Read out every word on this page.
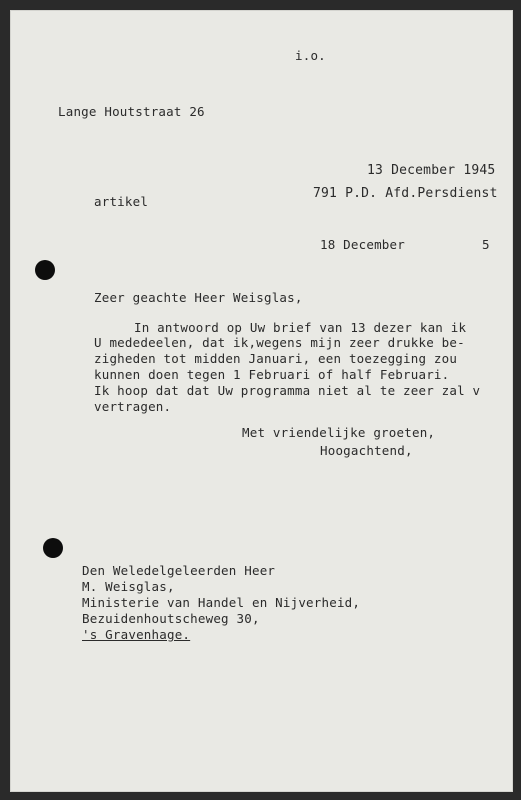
i.o.
Lange Houtstraat 26
13 December 1945
artikel
791 P.D. Afd.Persdienst
18 December	5
Zeer geachte Heer Weisglas,
In antwoord op Uw brief van 13 dezer kan ik
U mededeelen, dat ik,wegens mijn zeer drukke be-
zigheden tot midden Januari, een toezegging zou
kunnen doen tegen 1 Februari of half Februari.
Ik hoop dat dat Uw programma niet al te zeer zal v
vertragen.
Met vriendelijke groeten,
Hoogachtend,
Den Weledelgeleerden Heer
M. Weisglas,
Ministerie van Handel en Nijverheid,
Bezuidenhoutscheweg 30,
's Gravenhage.
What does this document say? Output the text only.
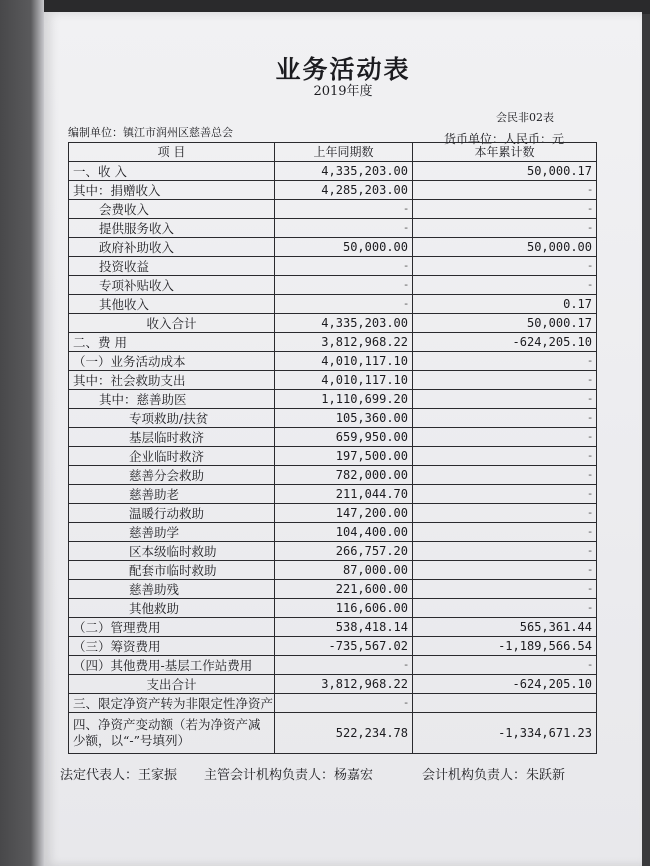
业务活动表
2019年度
会民非02表
编制单位：镇江市润州区慈善总会	货币单位：人民币：元
项 目	上年同期数	本年累计数
一、收 入	4,335,203.00	50,000.17
其中：捐赠收入	4,285,203.00	-
会费收入	-	-
提供服务收入	-	-
政府补助收入	50,000.00	50,000.00
投资收益	-	-
专项补贴收入	-	-
其他收入	-	0.17
收入合计	4,335,203.00	50,000.17
二、费 用	3,812,968.22	-624,205.10
（一）业务活动成本	4,010,117.10	-
其中：社会救助支出	4,010,117.10	-
其中：慈善助医	1,110,699.20	-
专项救助/扶贫	105,360.00	-
基层临时救济	659,950.00	-
企业临时救济	197,500.00	-
慈善分会救助	782,000.00	-
慈善助老	211,044.70	-
温暖行动救助	147,200.00	-
慈善助学	104,400.00	-
区本级临时救助	266,757.20	-
配套市临时救助	87,000.00	-
慈善助残	221,600.00	-
其他救助	116,606.00	-
（二）管理费用	538,418.14	565,361.44
（三）筹资费用	-735,567.02	-1,189,566.54
（四）其他费用-基层工作站费用	-	-
支出合计	3,812,968.22	-624,205.10
三、限定净资产转为非限定性净资产	-	
四、净资产变动额（若为净资产减少额，以“-”号填列）	522,234.78	-1,334,671.23
法定代表人：王家振 主管会计机构负责人：杨嘉宏	会计机构负责人：朱跃新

> [Work to do] Scan the material above for the string "Heer" and return the lines that hold it.

> [Output of the exercise]
Zeer geachte Heer Weisglas,
Den Weledelgeleerden Heer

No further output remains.